THE PROBLEM:
Return the lines below that carry the word "JSON".

─── EXERCISE DATA ───

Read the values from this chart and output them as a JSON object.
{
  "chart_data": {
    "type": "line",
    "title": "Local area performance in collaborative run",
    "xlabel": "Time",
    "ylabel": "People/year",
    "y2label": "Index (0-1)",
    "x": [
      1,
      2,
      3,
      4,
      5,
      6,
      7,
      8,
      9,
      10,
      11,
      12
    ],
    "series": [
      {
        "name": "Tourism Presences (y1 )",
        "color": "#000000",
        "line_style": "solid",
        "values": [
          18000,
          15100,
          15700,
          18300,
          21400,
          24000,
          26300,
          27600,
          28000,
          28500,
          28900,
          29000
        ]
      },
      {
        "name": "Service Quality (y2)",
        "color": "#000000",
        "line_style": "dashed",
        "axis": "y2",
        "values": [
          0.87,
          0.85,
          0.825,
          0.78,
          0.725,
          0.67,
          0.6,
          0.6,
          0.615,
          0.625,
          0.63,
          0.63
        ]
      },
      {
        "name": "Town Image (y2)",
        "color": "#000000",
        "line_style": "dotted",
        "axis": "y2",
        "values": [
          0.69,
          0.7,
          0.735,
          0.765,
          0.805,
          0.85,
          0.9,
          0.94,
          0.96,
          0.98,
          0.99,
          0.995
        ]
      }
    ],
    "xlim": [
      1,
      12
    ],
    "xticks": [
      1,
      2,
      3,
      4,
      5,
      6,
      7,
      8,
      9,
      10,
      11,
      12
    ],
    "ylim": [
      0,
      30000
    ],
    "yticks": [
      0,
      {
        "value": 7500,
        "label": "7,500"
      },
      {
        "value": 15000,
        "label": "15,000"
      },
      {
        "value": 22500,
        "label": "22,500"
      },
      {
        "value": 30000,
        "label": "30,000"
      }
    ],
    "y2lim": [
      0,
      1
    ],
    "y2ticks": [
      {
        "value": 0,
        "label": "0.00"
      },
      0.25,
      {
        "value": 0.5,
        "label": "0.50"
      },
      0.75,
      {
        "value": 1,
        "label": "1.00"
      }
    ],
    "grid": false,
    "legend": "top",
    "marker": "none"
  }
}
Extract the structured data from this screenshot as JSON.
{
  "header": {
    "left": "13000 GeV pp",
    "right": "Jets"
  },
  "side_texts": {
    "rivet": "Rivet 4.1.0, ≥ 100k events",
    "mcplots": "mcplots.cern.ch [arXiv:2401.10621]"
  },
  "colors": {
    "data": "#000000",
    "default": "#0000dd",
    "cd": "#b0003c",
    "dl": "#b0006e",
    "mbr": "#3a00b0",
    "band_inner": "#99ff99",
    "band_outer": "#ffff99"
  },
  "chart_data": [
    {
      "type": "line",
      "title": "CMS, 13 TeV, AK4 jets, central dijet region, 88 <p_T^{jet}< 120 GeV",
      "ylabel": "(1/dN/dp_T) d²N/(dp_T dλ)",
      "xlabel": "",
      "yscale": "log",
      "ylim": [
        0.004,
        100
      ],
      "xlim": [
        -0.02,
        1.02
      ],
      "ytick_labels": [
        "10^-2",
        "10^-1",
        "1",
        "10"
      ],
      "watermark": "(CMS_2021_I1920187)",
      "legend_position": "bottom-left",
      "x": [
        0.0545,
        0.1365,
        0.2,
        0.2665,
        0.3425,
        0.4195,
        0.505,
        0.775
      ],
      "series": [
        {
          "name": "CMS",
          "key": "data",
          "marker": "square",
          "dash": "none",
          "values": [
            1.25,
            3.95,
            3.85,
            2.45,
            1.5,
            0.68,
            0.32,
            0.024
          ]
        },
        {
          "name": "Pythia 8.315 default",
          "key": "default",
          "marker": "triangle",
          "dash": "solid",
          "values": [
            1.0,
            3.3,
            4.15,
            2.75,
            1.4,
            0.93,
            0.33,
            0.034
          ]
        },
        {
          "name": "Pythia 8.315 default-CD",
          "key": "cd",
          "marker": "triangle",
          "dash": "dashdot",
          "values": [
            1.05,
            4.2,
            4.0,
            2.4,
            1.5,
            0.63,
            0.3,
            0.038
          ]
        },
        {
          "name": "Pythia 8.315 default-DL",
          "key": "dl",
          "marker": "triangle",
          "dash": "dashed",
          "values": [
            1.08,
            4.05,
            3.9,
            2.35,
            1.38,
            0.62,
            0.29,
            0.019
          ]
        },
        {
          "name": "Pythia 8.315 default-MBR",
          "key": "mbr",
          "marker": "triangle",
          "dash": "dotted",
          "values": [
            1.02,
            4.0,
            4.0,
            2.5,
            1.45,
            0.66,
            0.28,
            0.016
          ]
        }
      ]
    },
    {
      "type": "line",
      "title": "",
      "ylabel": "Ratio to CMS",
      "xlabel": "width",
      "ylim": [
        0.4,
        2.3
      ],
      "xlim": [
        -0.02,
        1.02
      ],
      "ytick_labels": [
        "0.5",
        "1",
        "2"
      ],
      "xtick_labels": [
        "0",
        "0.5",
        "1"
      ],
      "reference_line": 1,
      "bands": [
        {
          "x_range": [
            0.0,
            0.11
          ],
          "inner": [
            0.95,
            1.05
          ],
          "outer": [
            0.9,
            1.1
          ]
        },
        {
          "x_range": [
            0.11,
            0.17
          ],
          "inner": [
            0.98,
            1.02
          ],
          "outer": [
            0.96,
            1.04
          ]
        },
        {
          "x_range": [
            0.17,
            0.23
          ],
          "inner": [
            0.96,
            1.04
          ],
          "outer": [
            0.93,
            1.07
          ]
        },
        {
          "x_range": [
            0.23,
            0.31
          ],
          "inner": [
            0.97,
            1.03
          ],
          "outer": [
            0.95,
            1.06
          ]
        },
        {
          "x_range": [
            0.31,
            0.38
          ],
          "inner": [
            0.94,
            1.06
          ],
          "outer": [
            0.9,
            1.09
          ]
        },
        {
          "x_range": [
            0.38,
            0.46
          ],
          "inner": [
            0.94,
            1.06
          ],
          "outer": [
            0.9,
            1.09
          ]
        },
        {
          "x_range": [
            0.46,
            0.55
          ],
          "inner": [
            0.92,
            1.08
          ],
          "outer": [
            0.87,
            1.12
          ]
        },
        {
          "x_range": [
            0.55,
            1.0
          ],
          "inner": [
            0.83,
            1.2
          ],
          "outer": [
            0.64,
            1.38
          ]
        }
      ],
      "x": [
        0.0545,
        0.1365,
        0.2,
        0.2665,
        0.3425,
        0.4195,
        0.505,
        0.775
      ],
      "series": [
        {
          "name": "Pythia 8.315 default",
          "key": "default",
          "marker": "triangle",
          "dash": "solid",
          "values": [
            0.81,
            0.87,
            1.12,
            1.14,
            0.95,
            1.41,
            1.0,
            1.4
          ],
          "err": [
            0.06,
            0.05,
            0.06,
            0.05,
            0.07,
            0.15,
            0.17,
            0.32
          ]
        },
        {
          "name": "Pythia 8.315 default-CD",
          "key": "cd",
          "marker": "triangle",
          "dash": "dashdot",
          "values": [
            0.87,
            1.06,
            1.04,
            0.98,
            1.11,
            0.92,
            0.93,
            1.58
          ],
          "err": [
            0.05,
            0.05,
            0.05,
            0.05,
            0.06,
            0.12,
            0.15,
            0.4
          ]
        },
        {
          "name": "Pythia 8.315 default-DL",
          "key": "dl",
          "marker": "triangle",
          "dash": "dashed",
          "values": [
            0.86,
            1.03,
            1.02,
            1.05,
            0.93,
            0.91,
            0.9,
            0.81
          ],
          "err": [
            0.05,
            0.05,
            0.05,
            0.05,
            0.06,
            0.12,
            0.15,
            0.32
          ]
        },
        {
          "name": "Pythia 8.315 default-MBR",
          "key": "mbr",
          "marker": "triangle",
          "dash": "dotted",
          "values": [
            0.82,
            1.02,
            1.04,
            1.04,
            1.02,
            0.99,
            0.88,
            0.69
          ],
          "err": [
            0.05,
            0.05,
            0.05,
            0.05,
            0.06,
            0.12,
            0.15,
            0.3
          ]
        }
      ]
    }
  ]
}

───

SOLUTION FOR THIS TASK:
Read the values from this chart and output them as a JSON object.
Extract the structured data from this screenshot as JSON.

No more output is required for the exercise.